▸ **Records for the task**
◆ ◆ ◆ ◆ ◆

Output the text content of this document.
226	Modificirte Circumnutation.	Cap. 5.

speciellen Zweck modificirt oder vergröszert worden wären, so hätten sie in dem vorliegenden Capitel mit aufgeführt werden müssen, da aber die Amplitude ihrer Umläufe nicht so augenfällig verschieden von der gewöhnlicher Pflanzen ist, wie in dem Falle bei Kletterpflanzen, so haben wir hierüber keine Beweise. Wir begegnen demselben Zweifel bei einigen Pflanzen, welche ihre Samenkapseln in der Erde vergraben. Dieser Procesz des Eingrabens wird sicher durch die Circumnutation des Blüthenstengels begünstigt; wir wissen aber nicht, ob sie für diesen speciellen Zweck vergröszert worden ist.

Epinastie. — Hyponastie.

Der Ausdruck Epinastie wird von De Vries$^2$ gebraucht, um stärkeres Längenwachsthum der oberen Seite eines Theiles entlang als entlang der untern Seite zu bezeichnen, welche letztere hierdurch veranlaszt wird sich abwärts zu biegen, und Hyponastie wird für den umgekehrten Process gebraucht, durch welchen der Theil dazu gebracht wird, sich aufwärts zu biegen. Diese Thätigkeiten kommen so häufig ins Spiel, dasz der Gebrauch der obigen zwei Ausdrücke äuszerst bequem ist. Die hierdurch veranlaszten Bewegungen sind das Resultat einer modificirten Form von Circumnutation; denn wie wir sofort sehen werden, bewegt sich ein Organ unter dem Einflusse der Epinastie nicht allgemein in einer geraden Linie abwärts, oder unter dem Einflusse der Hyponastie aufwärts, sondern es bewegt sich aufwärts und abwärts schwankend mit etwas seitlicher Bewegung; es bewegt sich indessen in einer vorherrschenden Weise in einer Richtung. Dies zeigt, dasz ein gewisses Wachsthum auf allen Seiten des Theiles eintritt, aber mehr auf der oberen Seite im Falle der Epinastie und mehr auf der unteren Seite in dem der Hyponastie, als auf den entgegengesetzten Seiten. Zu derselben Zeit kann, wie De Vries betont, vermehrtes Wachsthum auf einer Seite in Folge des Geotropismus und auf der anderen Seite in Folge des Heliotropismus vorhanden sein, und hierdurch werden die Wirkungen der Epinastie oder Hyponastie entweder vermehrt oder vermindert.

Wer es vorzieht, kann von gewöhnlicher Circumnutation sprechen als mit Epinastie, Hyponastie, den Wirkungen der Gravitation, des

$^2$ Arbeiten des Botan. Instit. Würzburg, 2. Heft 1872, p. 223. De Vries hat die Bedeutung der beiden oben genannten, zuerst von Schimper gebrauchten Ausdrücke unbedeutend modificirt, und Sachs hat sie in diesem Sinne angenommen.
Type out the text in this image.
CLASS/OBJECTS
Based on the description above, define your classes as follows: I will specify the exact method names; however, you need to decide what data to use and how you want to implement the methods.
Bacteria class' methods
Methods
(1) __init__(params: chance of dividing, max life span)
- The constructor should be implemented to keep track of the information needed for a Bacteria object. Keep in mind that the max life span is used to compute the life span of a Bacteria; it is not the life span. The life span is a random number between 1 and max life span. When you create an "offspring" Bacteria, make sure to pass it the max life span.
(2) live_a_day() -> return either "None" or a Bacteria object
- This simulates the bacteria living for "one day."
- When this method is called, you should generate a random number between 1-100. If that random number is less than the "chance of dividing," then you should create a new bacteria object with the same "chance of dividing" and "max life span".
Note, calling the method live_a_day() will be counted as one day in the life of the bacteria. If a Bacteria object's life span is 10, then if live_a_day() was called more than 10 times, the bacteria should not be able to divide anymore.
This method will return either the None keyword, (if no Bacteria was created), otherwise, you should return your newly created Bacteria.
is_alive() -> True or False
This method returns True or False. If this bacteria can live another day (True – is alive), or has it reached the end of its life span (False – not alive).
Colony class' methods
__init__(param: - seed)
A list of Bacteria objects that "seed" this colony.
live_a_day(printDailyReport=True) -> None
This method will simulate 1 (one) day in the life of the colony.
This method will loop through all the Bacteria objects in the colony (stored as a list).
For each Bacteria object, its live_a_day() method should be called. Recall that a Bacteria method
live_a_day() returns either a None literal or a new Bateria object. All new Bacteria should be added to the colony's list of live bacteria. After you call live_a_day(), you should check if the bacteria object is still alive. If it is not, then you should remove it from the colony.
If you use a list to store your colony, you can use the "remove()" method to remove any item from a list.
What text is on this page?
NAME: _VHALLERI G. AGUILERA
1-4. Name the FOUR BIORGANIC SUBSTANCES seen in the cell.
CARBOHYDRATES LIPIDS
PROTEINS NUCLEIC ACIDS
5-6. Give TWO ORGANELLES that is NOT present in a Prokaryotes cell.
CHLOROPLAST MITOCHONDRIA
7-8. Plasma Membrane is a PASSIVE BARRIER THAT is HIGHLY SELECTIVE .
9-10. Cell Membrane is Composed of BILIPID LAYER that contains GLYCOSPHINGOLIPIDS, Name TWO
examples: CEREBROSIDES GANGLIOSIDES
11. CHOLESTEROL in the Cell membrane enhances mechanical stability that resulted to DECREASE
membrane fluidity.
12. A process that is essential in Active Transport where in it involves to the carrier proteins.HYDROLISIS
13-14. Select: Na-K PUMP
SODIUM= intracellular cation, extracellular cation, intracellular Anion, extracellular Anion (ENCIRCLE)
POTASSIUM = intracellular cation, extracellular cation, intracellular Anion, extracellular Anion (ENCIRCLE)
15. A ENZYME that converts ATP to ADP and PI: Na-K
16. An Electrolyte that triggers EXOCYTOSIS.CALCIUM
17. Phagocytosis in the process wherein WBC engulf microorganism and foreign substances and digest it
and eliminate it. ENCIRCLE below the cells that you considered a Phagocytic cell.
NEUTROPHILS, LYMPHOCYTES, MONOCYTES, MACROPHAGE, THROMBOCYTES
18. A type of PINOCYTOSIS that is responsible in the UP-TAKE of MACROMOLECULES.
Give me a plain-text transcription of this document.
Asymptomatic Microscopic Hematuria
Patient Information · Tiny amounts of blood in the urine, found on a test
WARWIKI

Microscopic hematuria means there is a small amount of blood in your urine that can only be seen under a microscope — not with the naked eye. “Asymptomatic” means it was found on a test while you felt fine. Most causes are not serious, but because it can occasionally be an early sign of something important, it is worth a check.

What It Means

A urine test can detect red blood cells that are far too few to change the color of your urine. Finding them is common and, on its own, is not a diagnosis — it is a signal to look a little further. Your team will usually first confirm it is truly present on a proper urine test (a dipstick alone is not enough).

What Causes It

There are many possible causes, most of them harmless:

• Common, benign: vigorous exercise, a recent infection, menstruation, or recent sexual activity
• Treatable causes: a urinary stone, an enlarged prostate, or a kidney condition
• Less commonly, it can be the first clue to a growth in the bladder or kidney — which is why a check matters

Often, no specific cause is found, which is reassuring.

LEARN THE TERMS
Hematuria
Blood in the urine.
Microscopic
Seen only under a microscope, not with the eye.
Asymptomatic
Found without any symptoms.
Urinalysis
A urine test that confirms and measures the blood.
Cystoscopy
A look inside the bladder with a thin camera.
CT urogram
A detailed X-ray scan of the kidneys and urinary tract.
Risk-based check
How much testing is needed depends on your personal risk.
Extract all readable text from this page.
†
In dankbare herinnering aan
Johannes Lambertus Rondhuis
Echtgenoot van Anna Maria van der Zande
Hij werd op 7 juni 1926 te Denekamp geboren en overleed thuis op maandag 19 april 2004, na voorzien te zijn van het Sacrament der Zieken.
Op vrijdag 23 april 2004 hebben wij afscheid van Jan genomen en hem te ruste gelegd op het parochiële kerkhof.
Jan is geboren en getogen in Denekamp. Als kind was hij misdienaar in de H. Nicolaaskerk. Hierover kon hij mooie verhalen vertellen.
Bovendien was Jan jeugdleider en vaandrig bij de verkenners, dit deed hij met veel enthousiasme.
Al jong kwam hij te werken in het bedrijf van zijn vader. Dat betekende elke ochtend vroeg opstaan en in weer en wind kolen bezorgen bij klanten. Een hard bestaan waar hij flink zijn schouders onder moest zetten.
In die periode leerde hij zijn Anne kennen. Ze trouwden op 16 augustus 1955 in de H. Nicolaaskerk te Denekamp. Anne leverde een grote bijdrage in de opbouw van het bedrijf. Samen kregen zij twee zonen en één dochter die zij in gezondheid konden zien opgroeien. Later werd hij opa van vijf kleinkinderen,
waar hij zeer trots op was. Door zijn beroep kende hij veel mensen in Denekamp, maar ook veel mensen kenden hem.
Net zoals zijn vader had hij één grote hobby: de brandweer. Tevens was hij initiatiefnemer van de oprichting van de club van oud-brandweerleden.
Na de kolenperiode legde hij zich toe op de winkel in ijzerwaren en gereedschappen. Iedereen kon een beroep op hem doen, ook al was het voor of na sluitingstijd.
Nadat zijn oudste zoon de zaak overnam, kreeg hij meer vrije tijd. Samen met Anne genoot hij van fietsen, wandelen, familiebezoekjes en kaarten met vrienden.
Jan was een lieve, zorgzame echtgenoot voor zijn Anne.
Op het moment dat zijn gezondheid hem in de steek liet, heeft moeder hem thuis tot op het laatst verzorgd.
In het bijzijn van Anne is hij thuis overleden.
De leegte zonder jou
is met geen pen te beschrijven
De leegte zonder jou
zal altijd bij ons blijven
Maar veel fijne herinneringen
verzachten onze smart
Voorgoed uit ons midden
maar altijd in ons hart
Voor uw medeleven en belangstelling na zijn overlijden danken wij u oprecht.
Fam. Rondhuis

◆ ◆ ◆ ◆ ◆

▸ **Problem**
The expected answer is a copy of each line in the listing above that contains "seed".

▸ **Written response**
__init__(param: - seed)
A list of Bacteria objects that "seed" this colony.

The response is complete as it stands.